--- BEGIN Records provided ---

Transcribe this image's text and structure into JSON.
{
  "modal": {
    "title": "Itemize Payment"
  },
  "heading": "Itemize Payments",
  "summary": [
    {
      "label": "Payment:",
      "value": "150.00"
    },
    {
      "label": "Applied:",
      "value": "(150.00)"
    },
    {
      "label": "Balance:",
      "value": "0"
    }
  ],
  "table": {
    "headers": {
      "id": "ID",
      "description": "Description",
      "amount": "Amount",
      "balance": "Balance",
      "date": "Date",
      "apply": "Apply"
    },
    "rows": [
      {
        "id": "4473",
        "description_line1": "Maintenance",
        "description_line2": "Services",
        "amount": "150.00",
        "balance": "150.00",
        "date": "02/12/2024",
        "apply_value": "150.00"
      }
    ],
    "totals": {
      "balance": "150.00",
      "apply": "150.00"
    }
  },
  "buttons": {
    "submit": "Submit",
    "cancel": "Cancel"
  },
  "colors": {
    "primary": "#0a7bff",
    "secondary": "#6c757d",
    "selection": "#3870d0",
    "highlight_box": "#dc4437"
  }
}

--- END Records provided ---

Each line of the material above must be retyped precisely.

Solution:
Transcribe this image's text and structure into JSON.
{
  "modal": {
    "title": "Itemize Payment"
  },
  "heading": "Itemize Payments",
  "summary": [
    {
      "label": "Payment:",
      "value": "150.00"
    },
    {
      "label": "Applied:",
      "value": "(150.00)"
    },
    {
      "label": "Balance:",
      "value": "0"
    }
  ],
  "table": {
    "headers": {
      "id": "ID",
      "description": "Description",
      "amount": "Amount",
      "balance": "Balance",
      "date": "Date",
      "apply": "Apply"
    },
    "rows": [
      {
        "id": "4473",
        "description_line1": "Maintenance",
        "description_line2": "Services",
        "amount": "150.00",
        "balance": "150.00",
        "date": "02/12/2024",
        "apply_value": "150.00"
      }
    ],
    "totals": {
      "balance": "150.00",
      "apply": "150.00"
    }
  },
  "buttons": {
    "submit": "Submit",
    "cancel": "Cancel"
  },
  "colors": {
    "primary": "#0a7bff",
    "secondary": "#6c757d",
    "selection": "#3870d0",
    "highlight_box": "#dc4437"
  }
}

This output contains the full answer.